[[ DATA FOR ANALYSIS, beginning ]]

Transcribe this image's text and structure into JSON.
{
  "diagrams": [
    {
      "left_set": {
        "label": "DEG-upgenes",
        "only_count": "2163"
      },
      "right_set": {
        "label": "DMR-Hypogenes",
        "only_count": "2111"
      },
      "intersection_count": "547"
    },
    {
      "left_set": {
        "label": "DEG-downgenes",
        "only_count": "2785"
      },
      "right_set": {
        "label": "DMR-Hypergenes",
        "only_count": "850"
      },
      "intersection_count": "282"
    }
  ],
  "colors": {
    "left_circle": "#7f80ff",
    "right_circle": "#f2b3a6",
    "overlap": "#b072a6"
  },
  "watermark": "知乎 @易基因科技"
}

[[ DATA FOR ANALYSIS, end ]]
[[ DATA FOR ANALYSIS, beginning ]]

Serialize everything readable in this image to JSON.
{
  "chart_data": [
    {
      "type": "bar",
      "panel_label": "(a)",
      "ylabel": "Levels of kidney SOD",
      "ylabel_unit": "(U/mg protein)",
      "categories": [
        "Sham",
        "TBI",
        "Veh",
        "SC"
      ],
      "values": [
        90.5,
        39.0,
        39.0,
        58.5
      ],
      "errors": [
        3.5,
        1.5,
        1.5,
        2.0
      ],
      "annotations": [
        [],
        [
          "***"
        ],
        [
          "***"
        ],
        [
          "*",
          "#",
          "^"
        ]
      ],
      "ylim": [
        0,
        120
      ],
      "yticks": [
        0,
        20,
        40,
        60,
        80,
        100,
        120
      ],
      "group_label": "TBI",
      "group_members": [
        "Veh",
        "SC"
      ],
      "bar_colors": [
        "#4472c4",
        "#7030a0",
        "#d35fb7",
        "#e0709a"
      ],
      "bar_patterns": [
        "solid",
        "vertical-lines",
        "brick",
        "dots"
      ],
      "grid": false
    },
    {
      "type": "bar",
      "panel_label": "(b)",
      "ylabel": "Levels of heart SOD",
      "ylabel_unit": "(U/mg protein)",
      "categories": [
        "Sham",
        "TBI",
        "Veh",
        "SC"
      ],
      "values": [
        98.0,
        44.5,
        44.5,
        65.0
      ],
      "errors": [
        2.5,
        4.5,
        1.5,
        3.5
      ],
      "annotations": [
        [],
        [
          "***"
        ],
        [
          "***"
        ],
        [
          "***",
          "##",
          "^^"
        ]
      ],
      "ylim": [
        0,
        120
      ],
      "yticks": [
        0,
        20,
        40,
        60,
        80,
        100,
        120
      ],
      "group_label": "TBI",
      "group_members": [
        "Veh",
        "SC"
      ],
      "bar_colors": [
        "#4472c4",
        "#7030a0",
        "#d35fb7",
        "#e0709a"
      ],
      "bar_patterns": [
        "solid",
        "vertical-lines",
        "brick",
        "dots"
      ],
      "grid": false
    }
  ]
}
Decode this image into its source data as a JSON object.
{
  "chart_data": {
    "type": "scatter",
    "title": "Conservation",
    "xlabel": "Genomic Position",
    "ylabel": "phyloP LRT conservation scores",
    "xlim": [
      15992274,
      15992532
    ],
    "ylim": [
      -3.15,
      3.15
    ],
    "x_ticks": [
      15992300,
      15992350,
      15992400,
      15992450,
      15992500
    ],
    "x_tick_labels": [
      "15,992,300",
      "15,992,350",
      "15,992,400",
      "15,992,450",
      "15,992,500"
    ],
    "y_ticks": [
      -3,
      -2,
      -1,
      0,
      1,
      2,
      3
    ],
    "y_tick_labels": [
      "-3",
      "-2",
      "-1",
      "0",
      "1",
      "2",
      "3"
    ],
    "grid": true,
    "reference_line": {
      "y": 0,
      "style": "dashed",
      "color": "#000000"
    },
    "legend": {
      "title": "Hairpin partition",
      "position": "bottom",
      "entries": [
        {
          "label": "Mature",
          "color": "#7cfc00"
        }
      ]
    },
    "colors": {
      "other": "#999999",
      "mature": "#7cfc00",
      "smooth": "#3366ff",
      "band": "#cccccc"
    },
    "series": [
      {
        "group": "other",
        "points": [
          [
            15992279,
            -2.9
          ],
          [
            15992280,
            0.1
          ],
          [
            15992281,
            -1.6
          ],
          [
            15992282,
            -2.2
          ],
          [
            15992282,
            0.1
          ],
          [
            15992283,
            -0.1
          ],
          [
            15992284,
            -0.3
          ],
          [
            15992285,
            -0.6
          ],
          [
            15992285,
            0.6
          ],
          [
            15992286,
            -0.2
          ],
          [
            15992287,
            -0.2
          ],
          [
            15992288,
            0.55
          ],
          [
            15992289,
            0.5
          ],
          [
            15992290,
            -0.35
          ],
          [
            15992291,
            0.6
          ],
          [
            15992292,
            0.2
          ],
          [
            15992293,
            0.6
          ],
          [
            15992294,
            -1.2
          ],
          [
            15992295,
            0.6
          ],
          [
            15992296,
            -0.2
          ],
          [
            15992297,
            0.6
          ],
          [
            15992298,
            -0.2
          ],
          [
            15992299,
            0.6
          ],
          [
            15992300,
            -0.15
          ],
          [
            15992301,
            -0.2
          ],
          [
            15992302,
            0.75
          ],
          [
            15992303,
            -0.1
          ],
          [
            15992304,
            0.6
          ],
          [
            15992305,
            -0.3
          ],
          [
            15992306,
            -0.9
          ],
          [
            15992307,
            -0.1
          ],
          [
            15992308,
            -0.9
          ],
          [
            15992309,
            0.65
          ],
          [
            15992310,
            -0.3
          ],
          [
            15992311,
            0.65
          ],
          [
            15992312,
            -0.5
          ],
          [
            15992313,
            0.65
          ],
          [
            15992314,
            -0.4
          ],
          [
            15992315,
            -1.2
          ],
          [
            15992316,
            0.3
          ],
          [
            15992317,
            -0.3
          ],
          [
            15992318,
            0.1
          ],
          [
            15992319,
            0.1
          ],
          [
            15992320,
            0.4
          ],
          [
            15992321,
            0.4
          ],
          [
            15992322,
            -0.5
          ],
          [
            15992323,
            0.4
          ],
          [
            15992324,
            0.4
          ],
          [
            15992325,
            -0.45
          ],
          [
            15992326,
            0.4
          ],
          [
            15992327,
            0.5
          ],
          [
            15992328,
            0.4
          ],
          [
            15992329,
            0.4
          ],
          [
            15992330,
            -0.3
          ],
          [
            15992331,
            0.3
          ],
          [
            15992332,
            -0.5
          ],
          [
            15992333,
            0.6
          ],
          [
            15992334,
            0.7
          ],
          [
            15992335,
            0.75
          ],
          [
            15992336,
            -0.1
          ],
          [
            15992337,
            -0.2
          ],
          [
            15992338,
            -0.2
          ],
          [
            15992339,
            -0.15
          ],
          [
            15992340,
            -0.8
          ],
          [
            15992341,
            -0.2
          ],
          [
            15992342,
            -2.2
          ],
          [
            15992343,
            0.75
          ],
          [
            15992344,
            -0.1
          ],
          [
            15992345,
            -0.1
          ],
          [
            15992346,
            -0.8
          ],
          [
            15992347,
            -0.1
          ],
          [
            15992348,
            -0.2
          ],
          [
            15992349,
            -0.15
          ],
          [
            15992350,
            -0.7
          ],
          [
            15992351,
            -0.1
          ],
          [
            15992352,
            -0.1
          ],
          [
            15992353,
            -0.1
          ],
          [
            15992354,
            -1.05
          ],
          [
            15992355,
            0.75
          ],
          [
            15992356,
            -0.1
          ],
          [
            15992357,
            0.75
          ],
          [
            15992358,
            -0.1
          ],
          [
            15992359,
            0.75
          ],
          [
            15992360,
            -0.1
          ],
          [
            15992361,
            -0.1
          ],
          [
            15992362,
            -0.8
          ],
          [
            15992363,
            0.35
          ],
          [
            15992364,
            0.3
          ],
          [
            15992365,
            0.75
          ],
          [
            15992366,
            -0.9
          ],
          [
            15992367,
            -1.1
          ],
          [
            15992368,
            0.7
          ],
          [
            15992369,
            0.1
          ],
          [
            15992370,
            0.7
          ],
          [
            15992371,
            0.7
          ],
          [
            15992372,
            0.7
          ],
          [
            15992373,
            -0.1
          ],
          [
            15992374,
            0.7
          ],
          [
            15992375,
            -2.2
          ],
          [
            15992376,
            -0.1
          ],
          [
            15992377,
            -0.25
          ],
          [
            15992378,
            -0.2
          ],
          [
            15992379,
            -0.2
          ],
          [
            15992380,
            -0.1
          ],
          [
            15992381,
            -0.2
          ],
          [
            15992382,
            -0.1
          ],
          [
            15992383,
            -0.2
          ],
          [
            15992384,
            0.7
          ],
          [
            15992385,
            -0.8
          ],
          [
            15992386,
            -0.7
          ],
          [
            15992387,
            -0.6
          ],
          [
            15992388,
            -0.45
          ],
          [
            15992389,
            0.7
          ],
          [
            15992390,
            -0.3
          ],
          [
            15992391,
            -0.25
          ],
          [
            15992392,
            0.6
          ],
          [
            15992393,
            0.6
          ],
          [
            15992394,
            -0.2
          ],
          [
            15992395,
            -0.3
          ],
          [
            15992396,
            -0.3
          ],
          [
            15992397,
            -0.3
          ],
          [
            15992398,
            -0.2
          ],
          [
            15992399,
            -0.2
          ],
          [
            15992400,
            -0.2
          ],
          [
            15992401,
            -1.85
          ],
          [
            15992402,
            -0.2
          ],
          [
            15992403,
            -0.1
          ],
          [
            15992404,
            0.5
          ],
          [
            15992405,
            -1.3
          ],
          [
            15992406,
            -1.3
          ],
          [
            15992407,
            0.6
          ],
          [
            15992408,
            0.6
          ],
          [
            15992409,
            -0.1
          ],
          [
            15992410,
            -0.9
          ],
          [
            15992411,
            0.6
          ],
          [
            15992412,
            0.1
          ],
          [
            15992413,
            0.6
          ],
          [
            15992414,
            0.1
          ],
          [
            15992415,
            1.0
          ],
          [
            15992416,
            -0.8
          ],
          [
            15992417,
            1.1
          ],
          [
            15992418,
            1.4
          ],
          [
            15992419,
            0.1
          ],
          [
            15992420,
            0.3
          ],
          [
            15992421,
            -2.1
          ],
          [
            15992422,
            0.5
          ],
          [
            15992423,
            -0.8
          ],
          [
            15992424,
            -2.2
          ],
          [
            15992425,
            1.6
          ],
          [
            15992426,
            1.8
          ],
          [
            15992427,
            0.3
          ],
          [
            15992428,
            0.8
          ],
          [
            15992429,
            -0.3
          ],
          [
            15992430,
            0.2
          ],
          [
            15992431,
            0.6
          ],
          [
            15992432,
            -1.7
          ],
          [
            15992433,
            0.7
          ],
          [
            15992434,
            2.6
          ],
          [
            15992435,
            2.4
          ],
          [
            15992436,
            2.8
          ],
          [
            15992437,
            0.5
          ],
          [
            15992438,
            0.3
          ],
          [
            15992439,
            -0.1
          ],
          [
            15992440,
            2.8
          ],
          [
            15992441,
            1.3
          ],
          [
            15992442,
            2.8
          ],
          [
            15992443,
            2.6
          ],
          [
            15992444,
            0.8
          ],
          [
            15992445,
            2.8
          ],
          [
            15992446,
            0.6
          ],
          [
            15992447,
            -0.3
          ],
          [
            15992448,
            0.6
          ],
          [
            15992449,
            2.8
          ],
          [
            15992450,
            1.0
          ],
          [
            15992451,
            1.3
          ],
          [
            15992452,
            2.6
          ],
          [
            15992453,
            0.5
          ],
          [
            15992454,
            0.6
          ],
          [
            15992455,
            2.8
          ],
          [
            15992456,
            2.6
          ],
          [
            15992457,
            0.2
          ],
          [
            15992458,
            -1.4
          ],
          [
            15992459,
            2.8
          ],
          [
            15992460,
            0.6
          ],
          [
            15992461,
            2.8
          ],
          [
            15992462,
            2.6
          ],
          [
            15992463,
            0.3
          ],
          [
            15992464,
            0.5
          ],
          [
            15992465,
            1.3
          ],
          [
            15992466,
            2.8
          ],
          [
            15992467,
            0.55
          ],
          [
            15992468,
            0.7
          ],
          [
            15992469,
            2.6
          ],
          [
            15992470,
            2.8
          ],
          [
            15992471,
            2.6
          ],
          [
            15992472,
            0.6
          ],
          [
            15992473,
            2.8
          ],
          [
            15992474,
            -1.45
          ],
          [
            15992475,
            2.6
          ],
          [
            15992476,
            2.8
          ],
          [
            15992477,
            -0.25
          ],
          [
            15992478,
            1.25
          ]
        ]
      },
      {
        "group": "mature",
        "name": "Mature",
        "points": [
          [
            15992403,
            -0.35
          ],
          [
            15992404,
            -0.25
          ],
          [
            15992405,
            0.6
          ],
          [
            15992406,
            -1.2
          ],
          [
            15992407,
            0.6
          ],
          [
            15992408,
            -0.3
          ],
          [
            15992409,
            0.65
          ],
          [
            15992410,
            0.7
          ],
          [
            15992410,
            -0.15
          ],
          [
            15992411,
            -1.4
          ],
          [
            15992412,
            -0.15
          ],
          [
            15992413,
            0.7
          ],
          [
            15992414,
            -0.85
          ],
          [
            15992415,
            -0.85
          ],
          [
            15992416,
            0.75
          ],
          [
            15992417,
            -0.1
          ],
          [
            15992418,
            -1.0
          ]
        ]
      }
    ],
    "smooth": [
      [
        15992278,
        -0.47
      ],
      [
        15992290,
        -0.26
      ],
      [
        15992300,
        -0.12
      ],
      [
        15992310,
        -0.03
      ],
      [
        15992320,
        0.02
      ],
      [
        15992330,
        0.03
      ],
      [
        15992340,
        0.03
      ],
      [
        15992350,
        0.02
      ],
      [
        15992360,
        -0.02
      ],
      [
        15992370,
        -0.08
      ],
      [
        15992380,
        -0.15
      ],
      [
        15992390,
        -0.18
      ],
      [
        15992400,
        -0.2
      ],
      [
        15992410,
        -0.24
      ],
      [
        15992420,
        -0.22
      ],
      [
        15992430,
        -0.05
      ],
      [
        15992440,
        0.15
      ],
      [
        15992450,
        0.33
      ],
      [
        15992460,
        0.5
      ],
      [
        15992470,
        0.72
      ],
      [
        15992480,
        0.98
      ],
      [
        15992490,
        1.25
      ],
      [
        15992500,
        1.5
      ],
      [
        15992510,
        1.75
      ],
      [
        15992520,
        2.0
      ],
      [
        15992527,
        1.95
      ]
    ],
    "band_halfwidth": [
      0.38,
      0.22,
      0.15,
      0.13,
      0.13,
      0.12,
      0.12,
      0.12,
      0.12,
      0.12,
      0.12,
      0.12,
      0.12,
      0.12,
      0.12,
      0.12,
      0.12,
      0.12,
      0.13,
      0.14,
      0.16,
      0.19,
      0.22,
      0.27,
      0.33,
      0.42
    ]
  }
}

[[ DATA FOR ANALYSIS, end ]]

- EXERCISE REQUIREMENTS
Nothing but a number is expected: how many lines in the data above hold the word "title".

- THE ANSWER
2